Read the lines that follow and tally those with the word "Extract"; give the number and nothing else.

**Data provided:**
## START

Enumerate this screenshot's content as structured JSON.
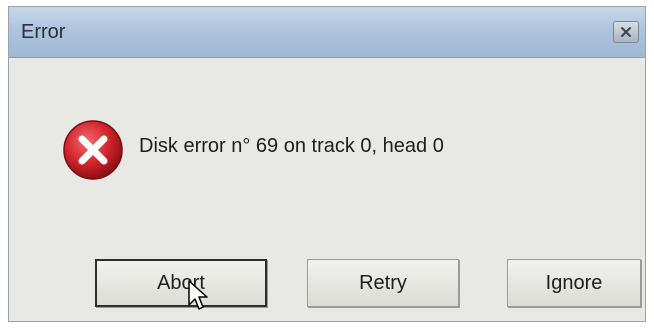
{
  "window": {
    "title": "Error",
    "close_icon": "close-icon"
  },
  "message": {
    "icon": "error-icon",
    "text": "Disk error n° 69 on track 0, head 0"
  },
  "buttons": {
    "abort_label": "Abort",
    "retry_label": "Retry",
    "ignore_label": "Ignore"
  },
  "colors": {
    "titlebar": "#aec4dd",
    "dialog_bg": "#e8e8e4",
    "error_red": "#d2232a"
  }
}
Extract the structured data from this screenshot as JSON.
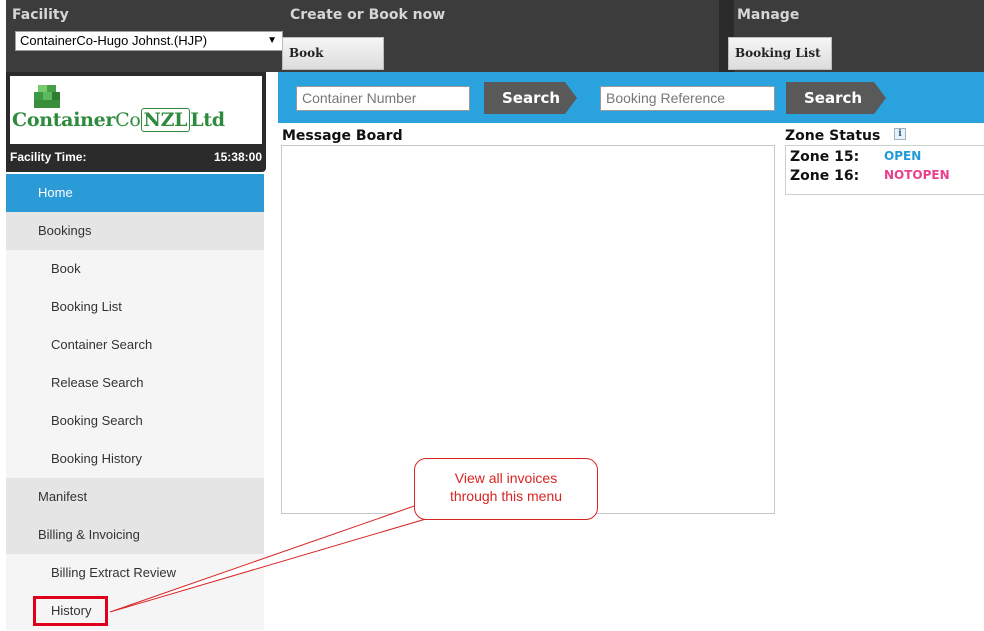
{
  "header": {
    "facility_label": "Facility",
    "facility_selected": "ContainerCo-Hugo Johnst.(HJP)",
    "create_label": "Create or Book now",
    "book_button": "Book",
    "manage_label": "Manage",
    "booking_list_button": "Booking List"
  },
  "logo": {
    "name_part1": "Container",
    "name_part2": "Co",
    "name_part3": "NZL",
    "name_part4": "Ltd"
  },
  "facility_time": {
    "label": "Facility Time:",
    "value": "15:38:00"
  },
  "menu": {
    "items": [
      {
        "label": "Home"
      },
      {
        "label": "Bookings"
      },
      {
        "label": "Book"
      },
      {
        "label": "Booking List"
      },
      {
        "label": "Container Search"
      },
      {
        "label": "Release Search"
      },
      {
        "label": "Booking Search"
      },
      {
        "label": "Booking History"
      },
      {
        "label": "Manifest"
      },
      {
        "label": "Billing & Invoicing"
      },
      {
        "label": "Billing Extract Review"
      },
      {
        "label": "History"
      }
    ]
  },
  "search": {
    "container_placeholder": "Container Number",
    "booking_placeholder": "Booking Reference",
    "search_button": "Search"
  },
  "message_board": {
    "title": "Message Board"
  },
  "zone_status": {
    "title": "Zone Status",
    "info_icon": "i",
    "zones": [
      {
        "name": "Zone 15:",
        "status": "OPEN",
        "color": "#1f9bd7"
      },
      {
        "name": "Zone 16:",
        "status": "NOTOPEN",
        "color": "#e8408a"
      }
    ]
  },
  "callout": {
    "line1": "View all invoices",
    "line2": "through this menu"
  },
  "colors": {
    "accent_blue": "#2aa2de",
    "header_dark": "#3c3c3c",
    "callout_red": "#d92424"
  }
}
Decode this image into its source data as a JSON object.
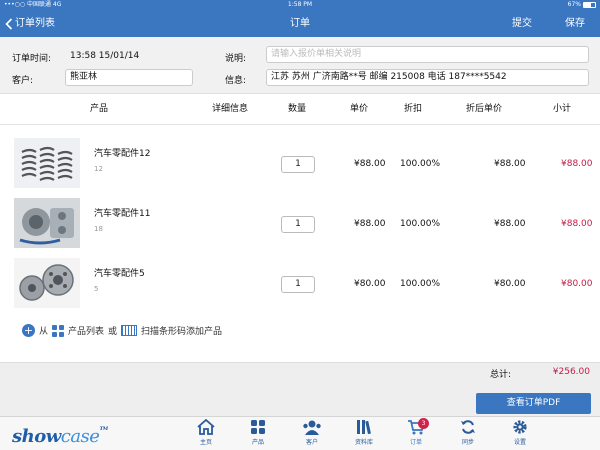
{
  "statusbar": {
    "carrier": "•••○○ 中国联通  4G",
    "time": "1:58 PM",
    "battery": "67%",
    "battery_level": 0.67
  },
  "nav": {
    "back_label": "订单列表",
    "title": "订单",
    "submit_label": "提交",
    "save_label": "保存"
  },
  "order_info": {
    "time_label": "订单时间:",
    "time_value": "13:58 15/01/14",
    "note_label": "说明:",
    "note_placeholder": "请输入报价单相关说明",
    "customer_label": "客户:",
    "customer_value": "熊亚林",
    "info_label": "信息:",
    "info_value": "江苏 苏州 广济南路**号 邮编 215008  电话 187****5542"
  },
  "table": {
    "headers": {
      "product": "产品",
      "detail": "详细信息",
      "qty": "数量",
      "price": "单价",
      "discount": "折扣",
      "discounted_price": "折后单价",
      "subtotal": "小计"
    },
    "rows": [
      {
        "name": "汽车零配件12",
        "code": "12",
        "qty": "1",
        "price": "¥88.00",
        "discount": "100.00%",
        "discounted_price": "¥88.00",
        "subtotal": "¥88.00",
        "image": "springs"
      },
      {
        "name": "汽车零配件11",
        "code": "18",
        "qty": "1",
        "price": "¥88.00",
        "discount": "100.00%",
        "discounted_price": "¥88.00",
        "subtotal": "¥88.00",
        "image": "engine-parts"
      },
      {
        "name": "汽车零配件5",
        "code": "5",
        "qty": "1",
        "price": "¥80.00",
        "discount": "100.00%",
        "discounted_price": "¥80.00",
        "subtotal": "¥80.00",
        "image": "pulleys"
      }
    ]
  },
  "add_product": {
    "from": "从",
    "product_list": "产品列表",
    "or": "或",
    "scan": "扫描条形码添加产品"
  },
  "total": {
    "label": "总计:",
    "value": "¥256.00",
    "pdf_button": "查看订单PDF"
  },
  "tabbar": {
    "logo_show": "show",
    "logo_case": "case",
    "logo_tm": "TM",
    "tabs": [
      {
        "label": "主页",
        "icon": "home-icon"
      },
      {
        "label": "产品",
        "icon": "grid-icon"
      },
      {
        "label": "客户",
        "icon": "customers-icon"
      },
      {
        "label": "资料库",
        "icon": "library-icon"
      },
      {
        "label": "订单",
        "icon": "cart-icon",
        "badge": "3",
        "active": true
      },
      {
        "label": "同步",
        "icon": "sync-icon"
      },
      {
        "label": "设置",
        "icon": "gear-icon"
      }
    ]
  },
  "colors": {
    "primary": "#3b76c0",
    "accent_red": "#c02048",
    "badge_red": "#d2204a"
  }
}
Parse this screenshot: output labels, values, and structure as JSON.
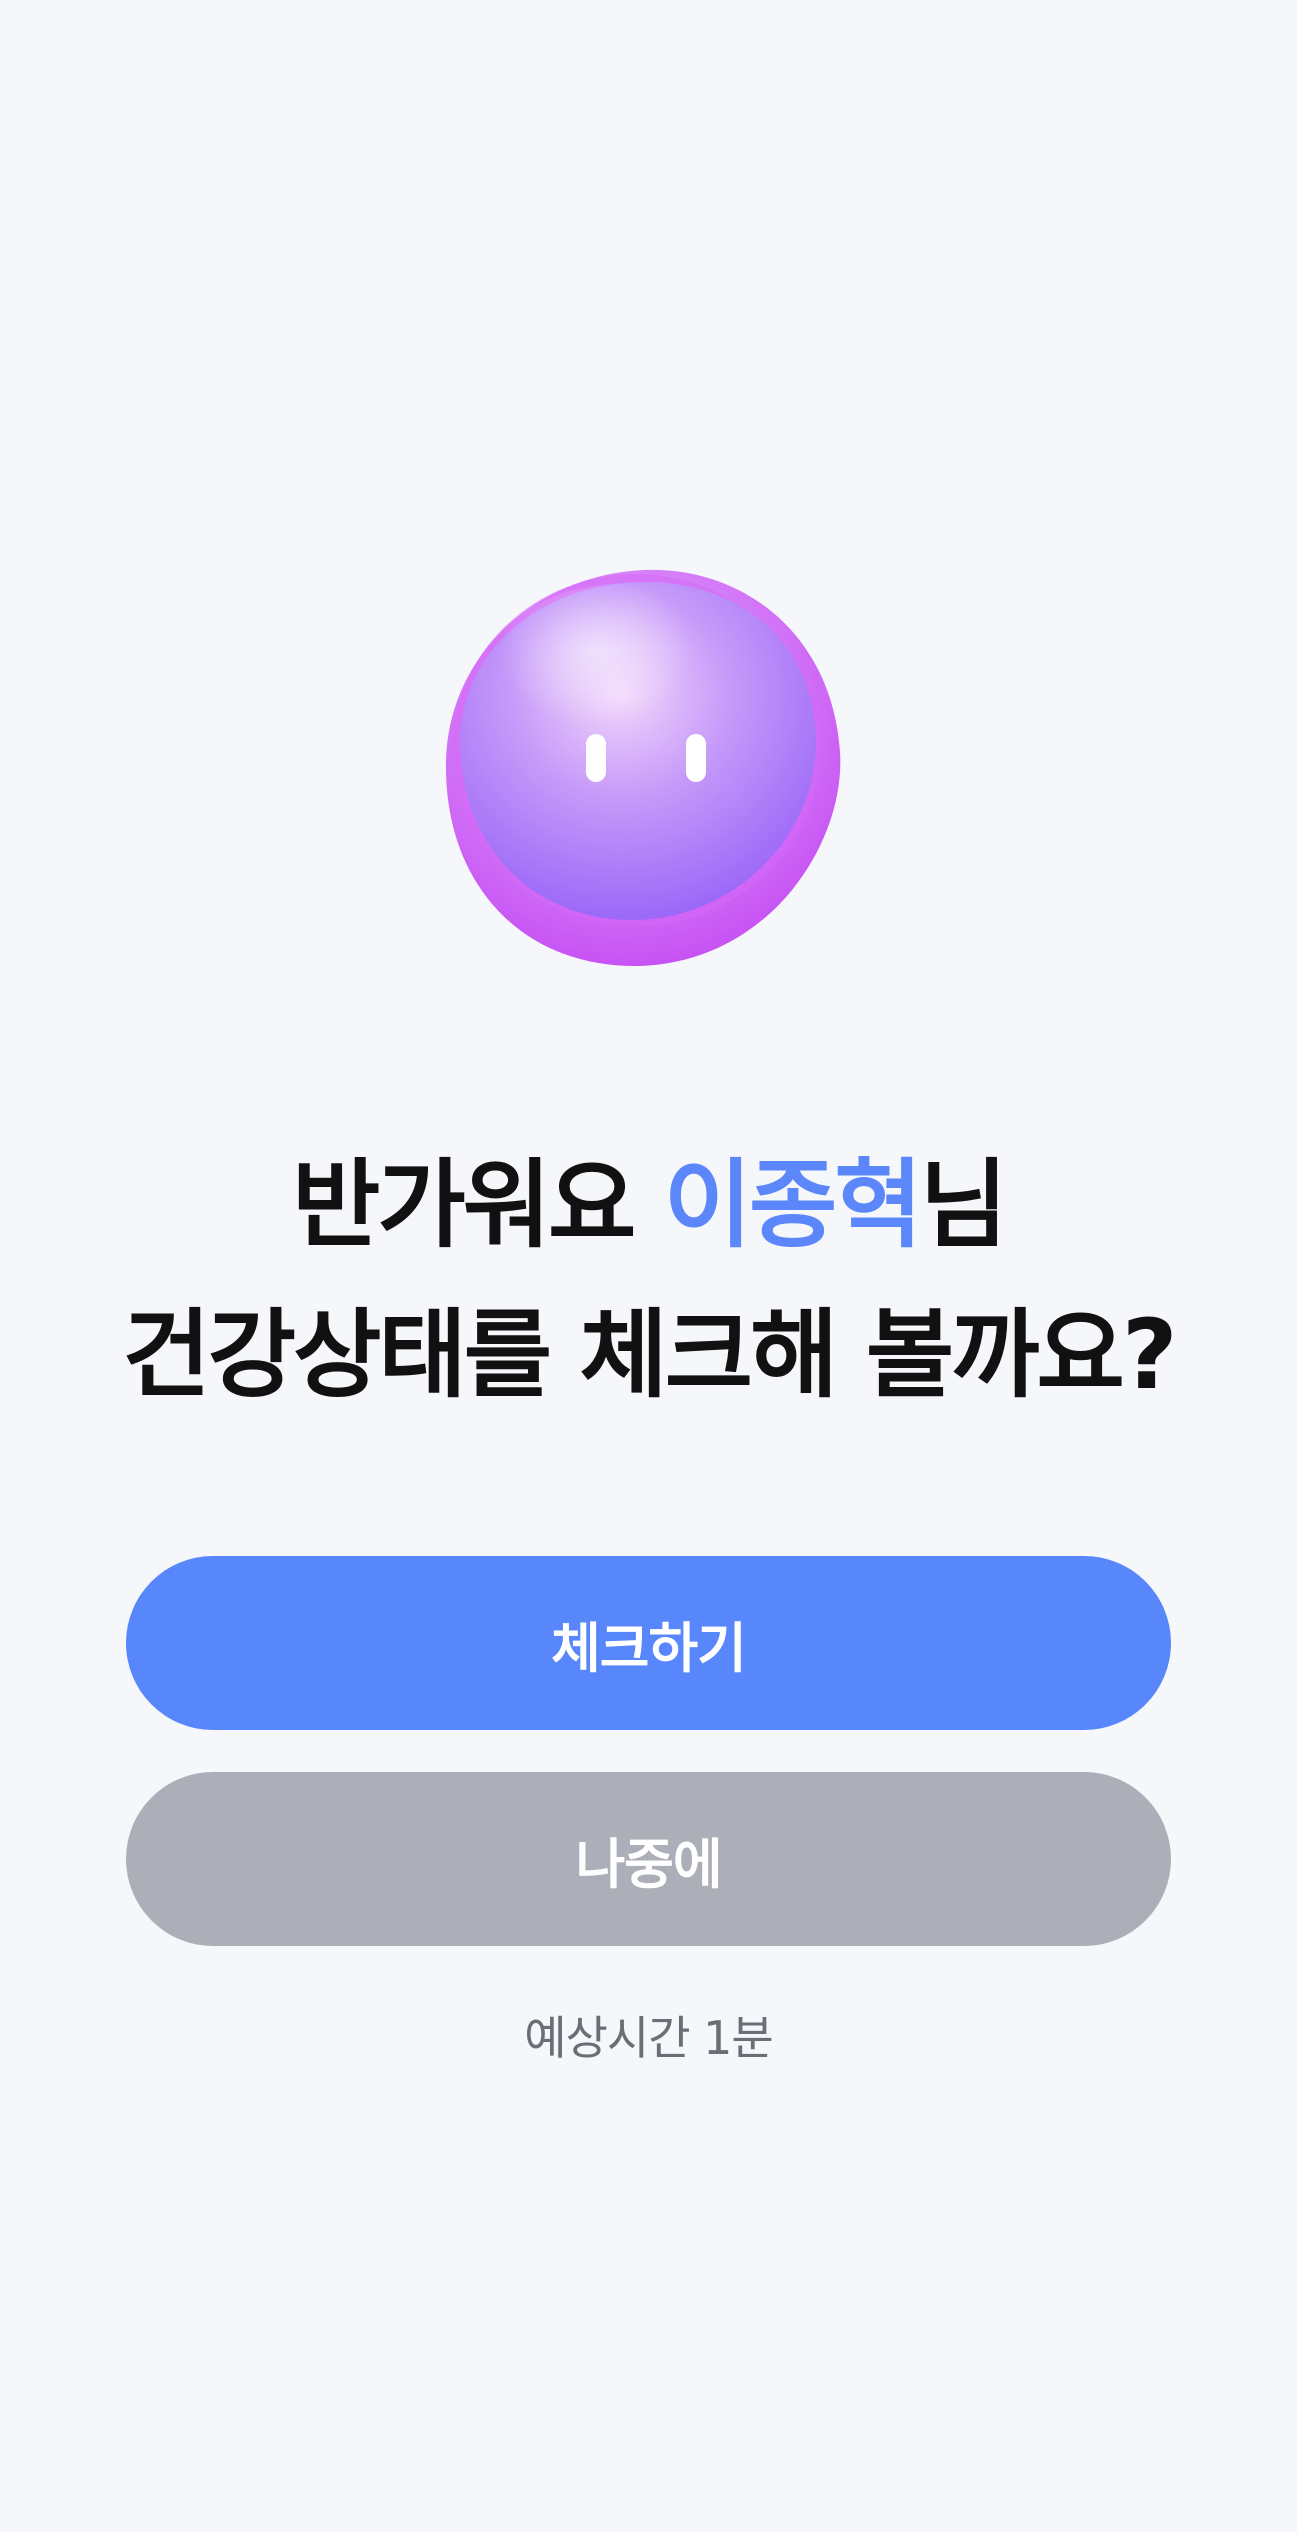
{
  "greeting": {
    "prefix": "반가워요 ",
    "name": "이종혁",
    "suffix": "님",
    "line2": "건강상태를 체크해 볼까요?"
  },
  "buttons": {
    "check_label": "체크하기",
    "later_label": "나중에"
  },
  "eta_text": "예상시간 1분",
  "colors": {
    "background": "#f5f7fb",
    "accent": "#5887fc",
    "name_highlight": "#5b87fa",
    "secondary_button": "#acafb8",
    "mascot": "#b56cf6"
  },
  "icons": {
    "mascot": "purple-blob-mascot-icon"
  }
}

## END

**Solution to the problem:**
2